• _To do_: Report how many lines contain "který"; state the number and nothing else.

• _Data excerpts_:
** begin **
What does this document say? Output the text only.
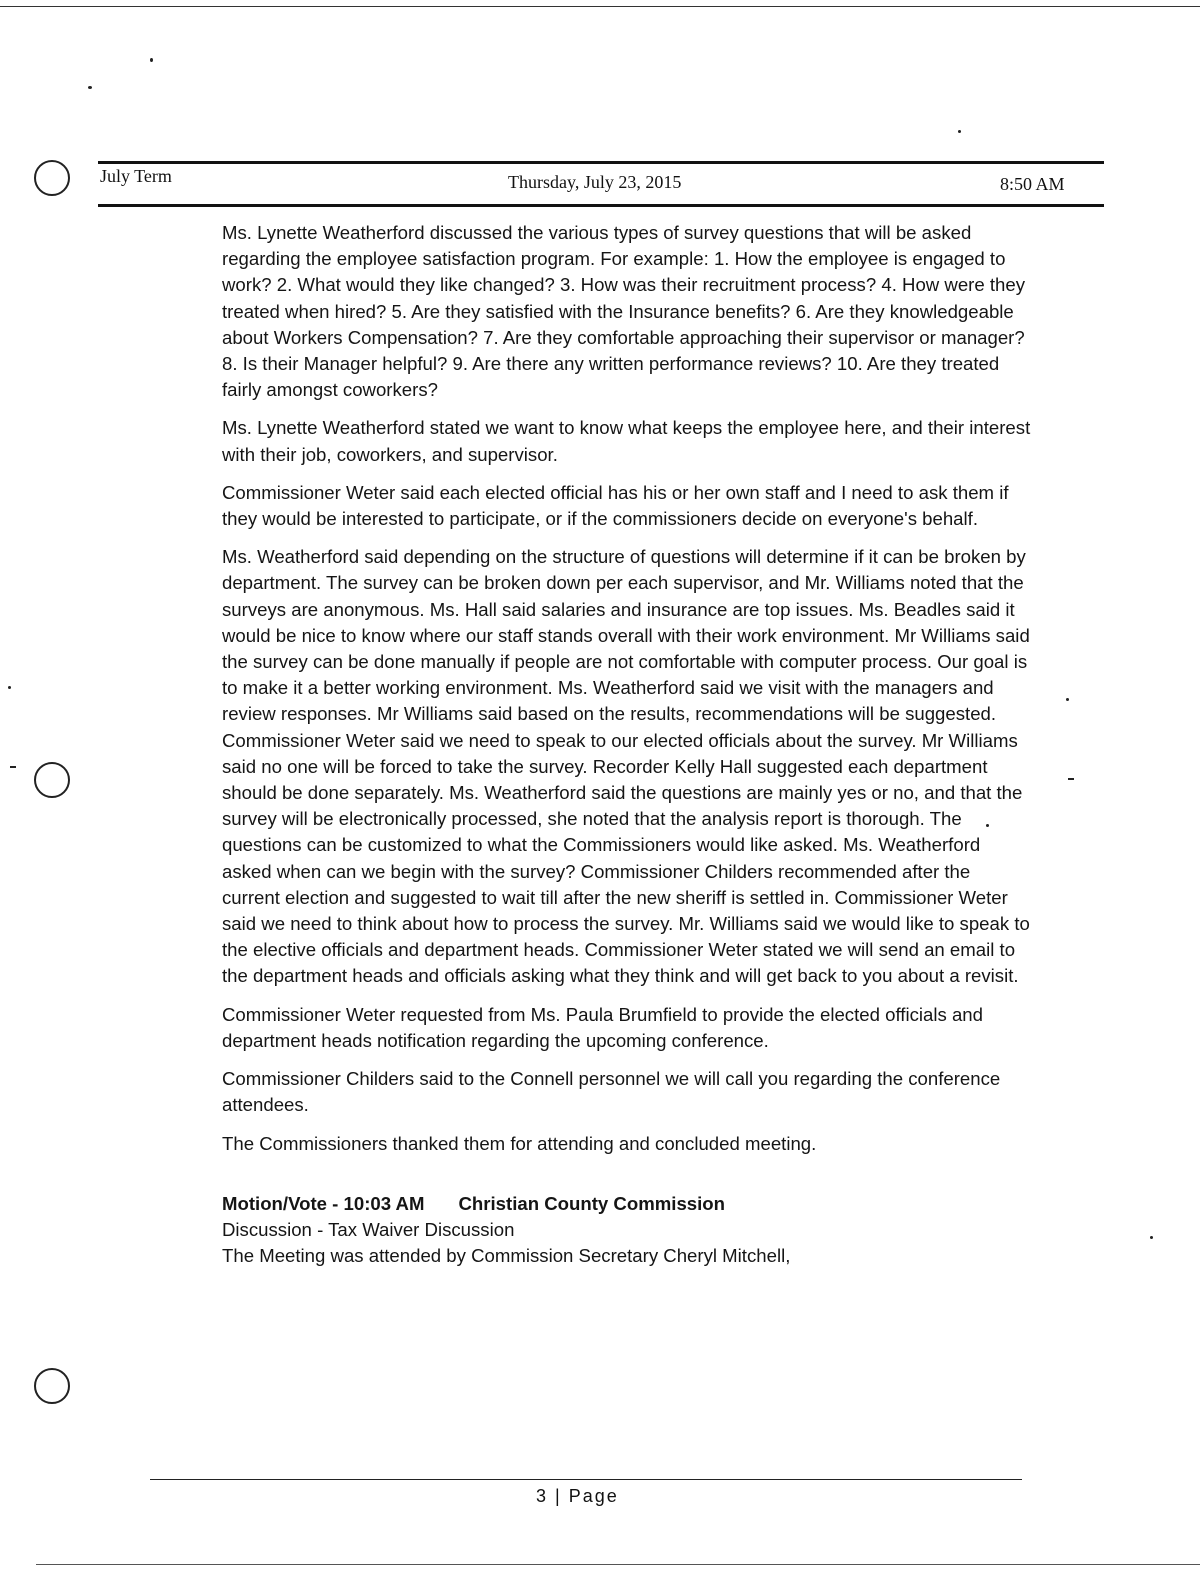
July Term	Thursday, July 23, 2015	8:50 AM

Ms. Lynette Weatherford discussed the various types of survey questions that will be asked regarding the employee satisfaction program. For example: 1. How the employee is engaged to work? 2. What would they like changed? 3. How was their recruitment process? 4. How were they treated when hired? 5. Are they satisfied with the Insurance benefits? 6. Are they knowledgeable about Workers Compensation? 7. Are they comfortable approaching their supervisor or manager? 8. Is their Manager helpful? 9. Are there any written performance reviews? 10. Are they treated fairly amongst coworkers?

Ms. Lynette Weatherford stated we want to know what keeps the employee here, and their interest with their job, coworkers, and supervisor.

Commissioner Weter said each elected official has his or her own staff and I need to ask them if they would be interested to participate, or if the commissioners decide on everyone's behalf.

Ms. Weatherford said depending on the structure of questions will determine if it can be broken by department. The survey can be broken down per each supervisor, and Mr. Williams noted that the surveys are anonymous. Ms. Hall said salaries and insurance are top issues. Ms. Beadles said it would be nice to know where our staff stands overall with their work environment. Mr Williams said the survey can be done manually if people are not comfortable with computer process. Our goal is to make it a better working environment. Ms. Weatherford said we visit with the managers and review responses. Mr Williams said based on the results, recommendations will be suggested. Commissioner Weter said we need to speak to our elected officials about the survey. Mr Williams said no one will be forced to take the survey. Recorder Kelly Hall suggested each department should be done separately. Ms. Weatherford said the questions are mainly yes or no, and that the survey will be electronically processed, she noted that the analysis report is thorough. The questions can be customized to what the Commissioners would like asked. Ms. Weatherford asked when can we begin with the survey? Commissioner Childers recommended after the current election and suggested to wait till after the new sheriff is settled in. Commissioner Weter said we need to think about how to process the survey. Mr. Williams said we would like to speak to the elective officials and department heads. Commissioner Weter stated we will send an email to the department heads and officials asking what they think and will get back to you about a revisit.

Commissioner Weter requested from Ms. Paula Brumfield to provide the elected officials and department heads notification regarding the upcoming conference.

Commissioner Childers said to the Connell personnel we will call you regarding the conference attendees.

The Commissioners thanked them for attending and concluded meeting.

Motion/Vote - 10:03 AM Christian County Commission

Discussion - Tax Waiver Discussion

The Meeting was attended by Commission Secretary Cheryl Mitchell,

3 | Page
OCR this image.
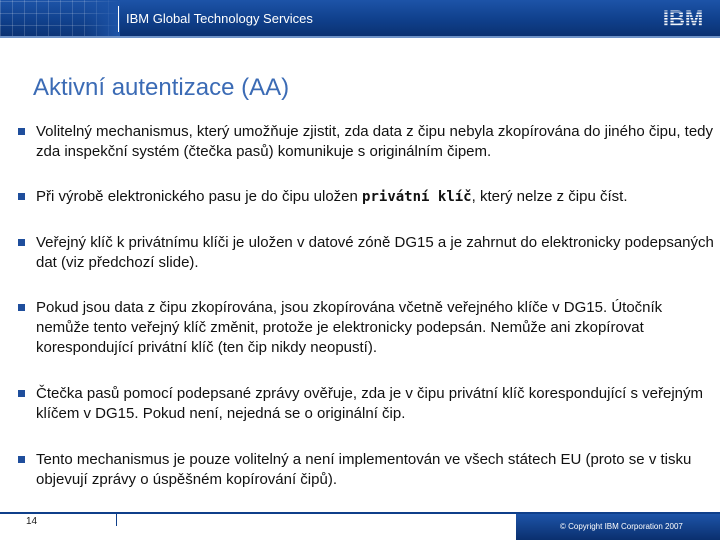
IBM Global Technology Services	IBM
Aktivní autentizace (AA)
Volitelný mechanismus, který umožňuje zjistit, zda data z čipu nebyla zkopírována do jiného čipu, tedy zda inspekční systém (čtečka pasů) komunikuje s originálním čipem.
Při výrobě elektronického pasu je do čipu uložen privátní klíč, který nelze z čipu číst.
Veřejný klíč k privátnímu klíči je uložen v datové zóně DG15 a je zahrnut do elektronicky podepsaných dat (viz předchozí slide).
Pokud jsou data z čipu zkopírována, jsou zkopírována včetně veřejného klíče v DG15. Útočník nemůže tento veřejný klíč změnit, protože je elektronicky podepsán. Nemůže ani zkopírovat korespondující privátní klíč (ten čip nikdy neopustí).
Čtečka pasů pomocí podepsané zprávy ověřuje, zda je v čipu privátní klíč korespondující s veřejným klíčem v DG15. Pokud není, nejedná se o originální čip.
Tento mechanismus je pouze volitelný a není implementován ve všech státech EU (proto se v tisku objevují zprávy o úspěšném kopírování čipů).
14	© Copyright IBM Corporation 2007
** end **
• _Written response_: 2